→ **Entries from a dataset**:
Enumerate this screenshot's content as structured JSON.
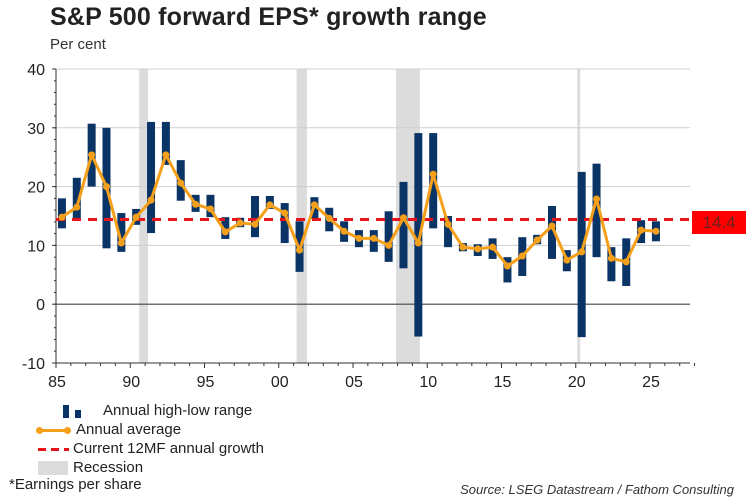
{
  "header": {
    "title": "S&P 500 forward EPS* growth range",
    "unit_label": "Per cent"
  },
  "badge": {
    "current_value_label": "14.4"
  },
  "legend": {
    "range": "Annual high-low range",
    "average": "Annual average",
    "current": "Current 12MF annual growth",
    "recession": "Recession"
  },
  "footnote": "*Earnings per share",
  "source": "Source: LSEG Datastream / Fathom Consulting",
  "colors": {
    "range_bar": "#0b3466",
    "average_line": "#f5a01a",
    "current_line": "#e8141c",
    "recession": "#dcdcdc",
    "badge": "#ff0000"
  },
  "chart_data": {
    "type": "bar",
    "title": "S&P 500 forward EPS* growth range",
    "ylabel": "Per cent",
    "xlabel": "",
    "ylim": [
      -10,
      40
    ],
    "xlim": [
      1985,
      2028
    ],
    "yticks": [
      40,
      30,
      20,
      10,
      0,
      -10
    ],
    "xticks": [
      {
        "year": 1985,
        "label": "85"
      },
      {
        "year": 1990,
        "label": "90"
      },
      {
        "year": 1995,
        "label": "95"
      },
      {
        "year": 2000,
        "label": "00"
      },
      {
        "year": 2005,
        "label": "05"
      },
      {
        "year": 2010,
        "label": "10"
      },
      {
        "year": 2015,
        "label": "15"
      },
      {
        "year": 2020,
        "label": "20"
      },
      {
        "year": 2025,
        "label": "25"
      }
    ],
    "grid": true,
    "legend_position": "bottom-left",
    "categories": [
      1985,
      1986,
      1987,
      1988,
      1989,
      1990,
      1991,
      1992,
      1993,
      1994,
      1995,
      1996,
      1997,
      1998,
      1999,
      2000,
      2001,
      2002,
      2003,
      2004,
      2005,
      2006,
      2007,
      2008,
      2009,
      2010,
      2011,
      2012,
      2013,
      2014,
      2015,
      2016,
      2017,
      2018,
      2019,
      2020,
      2021,
      2022,
      2023,
      2024,
      2025
    ],
    "series": [
      {
        "name": "Annual high",
        "values": [
          18.0,
          21.5,
          30.7,
          30.0,
          15.5,
          16.2,
          31.0,
          31.0,
          24.5,
          18.6,
          18.6,
          14.8,
          14.7,
          18.4,
          18.4,
          17.2,
          14.1,
          18.2,
          16.4,
          14.1,
          12.6,
          12.6,
          15.8,
          20.8,
          29.1,
          29.1,
          15.0,
          10.4,
          10.2,
          11.2,
          8.0,
          11.4,
          11.8,
          16.7,
          9.2,
          22.5,
          23.9,
          9.7,
          11.2,
          14.3,
          14.1
        ]
      },
      {
        "name": "Annual low",
        "values": [
          12.9,
          14.3,
          20.0,
          9.5,
          8.9,
          13.5,
          12.1,
          23.7,
          17.6,
          15.7,
          14.8,
          11.1,
          13.1,
          11.4,
          16.2,
          10.4,
          5.5,
          14.5,
          12.4,
          10.6,
          9.7,
          8.9,
          7.2,
          6.1,
          -5.5,
          12.9,
          9.7,
          9.0,
          8.2,
          7.7,
          3.7,
          4.8,
          10.2,
          7.7,
          5.6,
          -5.6,
          8.0,
          3.9,
          3.1,
          10.4,
          10.7
        ]
      },
      {
        "name": "Annual average",
        "values": [
          14.8,
          16.5,
          25.4,
          20.0,
          10.4,
          14.8,
          17.7,
          25.4,
          20.6,
          17.0,
          16.2,
          12.3,
          13.8,
          13.6,
          16.9,
          15.5,
          9.2,
          16.9,
          14.6,
          12.4,
          11.2,
          11.2,
          10.0,
          14.7,
          10.4,
          22.1,
          13.6,
          9.7,
          9.4,
          9.7,
          6.5,
          8.2,
          10.9,
          13.3,
          7.5,
          8.9,
          17.9,
          7.8,
          7.2,
          12.6,
          12.4
        ]
      }
    ],
    "current_12mf_growth": 14.4,
    "recessions": [
      {
        "start": 1990.6,
        "end": 1991.2
      },
      {
        "start": 2001.2,
        "end": 2001.9
      },
      {
        "start": 2007.9,
        "end": 2009.5
      },
      {
        "start": 2020.1,
        "end": 2020.3
      }
    ]
  }
}
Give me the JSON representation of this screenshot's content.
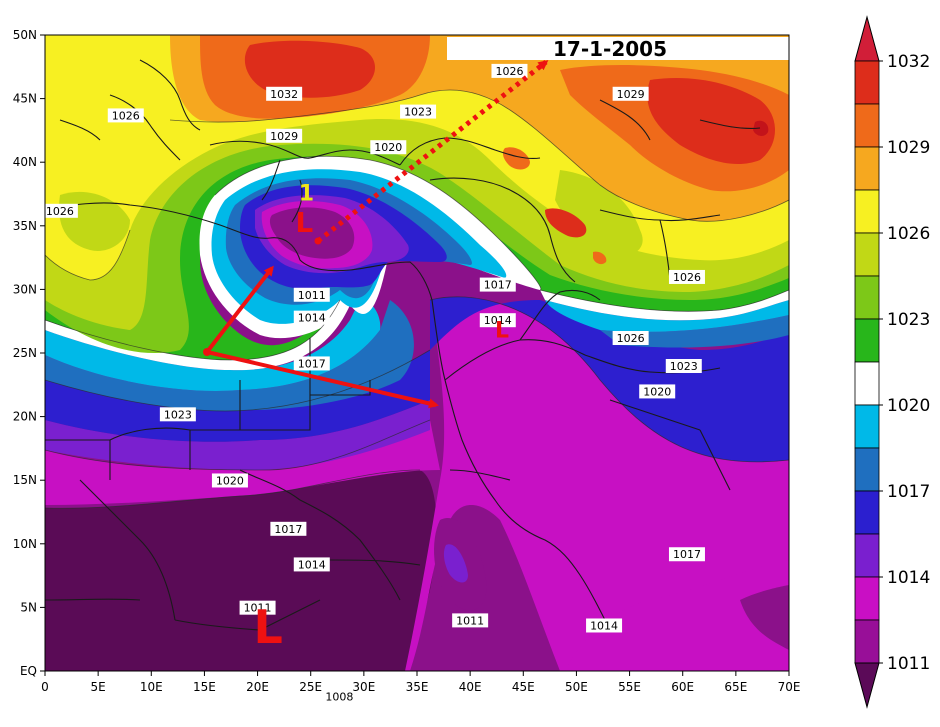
{
  "date_label": "17-1-2005",
  "axes": {
    "y_ticks": [
      "50N",
      "45N",
      "40N",
      "35N",
      "30N",
      "25N",
      "20N",
      "15N",
      "10N",
      "5N",
      "EQ"
    ],
    "x_ticks": [
      "0",
      "5E",
      "10E",
      "15E",
      "20E",
      "25E",
      "30E",
      "35E",
      "40E",
      "45E",
      "50E",
      "55E",
      "60E",
      "65E",
      "70E"
    ]
  },
  "contour_labels": [
    {
      "text": "1032",
      "lon": 22.5,
      "lat": 45.3
    },
    {
      "text": "1029",
      "lon": 22.5,
      "lat": 42.0
    },
    {
      "text": "1026",
      "lon": 7.6,
      "lat": 43.6
    },
    {
      "text": "1026",
      "lon": 1.4,
      "lat": 36.1
    },
    {
      "text": "1026",
      "lon": 43.7,
      "lat": 47.1
    },
    {
      "text": "1023",
      "lon": 35.1,
      "lat": 43.9
    },
    {
      "text": "1020",
      "lon": 32.3,
      "lat": 41.1
    },
    {
      "text": "1029",
      "lon": 55.1,
      "lat": 45.3
    },
    {
      "text": "1026",
      "lon": 60.4,
      "lat": 30.9
    },
    {
      "text": "1026",
      "lon": 55.1,
      "lat": 26.1
    },
    {
      "text": "1023",
      "lon": 60.1,
      "lat": 23.9
    },
    {
      "text": "1020",
      "lon": 57.6,
      "lat": 21.9
    },
    {
      "text": "1017",
      "lon": 42.6,
      "lat": 30.3
    },
    {
      "text": "1014",
      "lon": 42.6,
      "lat": 27.5
    },
    {
      "text": "1011",
      "lon": 25.1,
      "lat": 29.5
    },
    {
      "text": "1014",
      "lon": 25.1,
      "lat": 27.7
    },
    {
      "text": "1017",
      "lon": 25.1,
      "lat": 24.1
    },
    {
      "text": "1023",
      "lon": 12.5,
      "lat": 20.1
    },
    {
      "text": "1020",
      "lon": 17.4,
      "lat": 14.9
    },
    {
      "text": "1017",
      "lon": 22.9,
      "lat": 11.1
    },
    {
      "text": "1014",
      "lon": 25.1,
      "lat": 8.3
    },
    {
      "text": "1011",
      "lon": 20.0,
      "lat": 4.9
    },
    {
      "text": "1011",
      "lon": 40.0,
      "lat": 3.9
    },
    {
      "text": "1017",
      "lon": 60.4,
      "lat": 9.1
    },
    {
      "text": "1014",
      "lon": 52.6,
      "lat": 3.5
    },
    {
      "text": "1008",
      "lon": 27.7,
      "lat": -2.1
    }
  ],
  "low_markers": [
    {
      "text": "L",
      "lon": 24.4,
      "lat": 34.5,
      "size": 28
    },
    {
      "text": "L",
      "lon": 43.0,
      "lat": 26.2,
      "size": 22
    },
    {
      "text": "L",
      "lon": 21.0,
      "lat": 2.2,
      "size": 46
    }
  ],
  "annotation_number": {
    "text": "1",
    "lon": 24.6,
    "lat": 37.0
  },
  "colorbar": {
    "labels": [
      "1032",
      "1029",
      "1026",
      "1023",
      "1020",
      "1017",
      "1014",
      "1011"
    ],
    "colors": [
      "#dd2d1b",
      "#ef6a1a",
      "#f6a81f",
      "#f7f022",
      "#c1d816",
      "#7dc818",
      "#28b61b",
      "#ffffff",
      "#00b9e8",
      "#1f6fbf",
      "#2b1fcf",
      "#7a1fcf",
      "#c90fc4",
      "#980f98"
    ],
    "top_color": "#d11e38",
    "bottom_color": "#5b0a58"
  },
  "field_colors": {
    "p1008": "#5a0b56",
    "p1011": "#8b118a",
    "p1014": "#c710c3",
    "p1015": "#7a20cf",
    "p1017": "#2d1fcf",
    "p1018": "#1f6fbf",
    "p1020": "#00b9e8",
    "p1021": "#ffffff",
    "p1022": "#28b61b",
    "p1024": "#7dc818",
    "p1025": "#c1d816",
    "p1026": "#f7f022",
    "p1028": "#f6a81f",
    "p1029": "#ef6a1a",
    "p1031": "#dd2d1b",
    "p1033": "#c3131a"
  }
}
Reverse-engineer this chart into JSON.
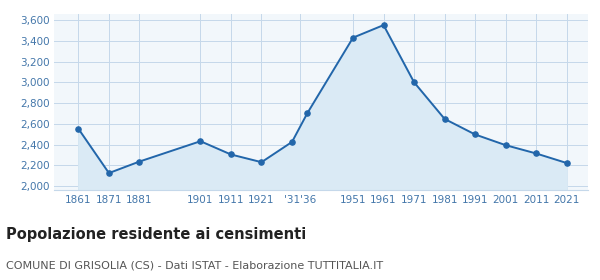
{
  "years": [
    1861,
    1871,
    1881,
    1901,
    1911,
    1921,
    1931,
    1936,
    1951,
    1961,
    1971,
    1981,
    1991,
    2001,
    2011,
    2021
  ],
  "population": [
    2554,
    2127,
    2238,
    2434,
    2306,
    2232,
    2427,
    2703,
    3432,
    3553,
    3002,
    2649,
    2499,
    2396,
    2316,
    2224
  ],
  "yticks": [
    2000,
    2200,
    2400,
    2600,
    2800,
    3000,
    3200,
    3400,
    3600
  ],
  "ylim": [
    1960,
    3660
  ],
  "xlim": [
    1853,
    2028
  ],
  "line_color": "#2266aa",
  "fill_color": "#daeaf5",
  "marker_color": "#2266aa",
  "grid_color": "#c5d8ea",
  "bg_color": "#f2f7fb",
  "title": "Popolazione residente ai censimenti",
  "title_fontsize": 10.5,
  "subtitle": "COMUNE DI GRISOLIA (CS) - Dati ISTAT - Elaborazione TUTTITALIA.IT",
  "subtitle_fontsize": 8,
  "axis_label_color": "#4477aa",
  "tick_fontsize": 7.5
}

→ **EXERCISE DETAILS**: Identify and copy the lines holding the word "name".

→ **ANSWER TO THE PROBLEM**:
        "name": "Annual high",
        "name": "Annual low",
        "name": "Annual average",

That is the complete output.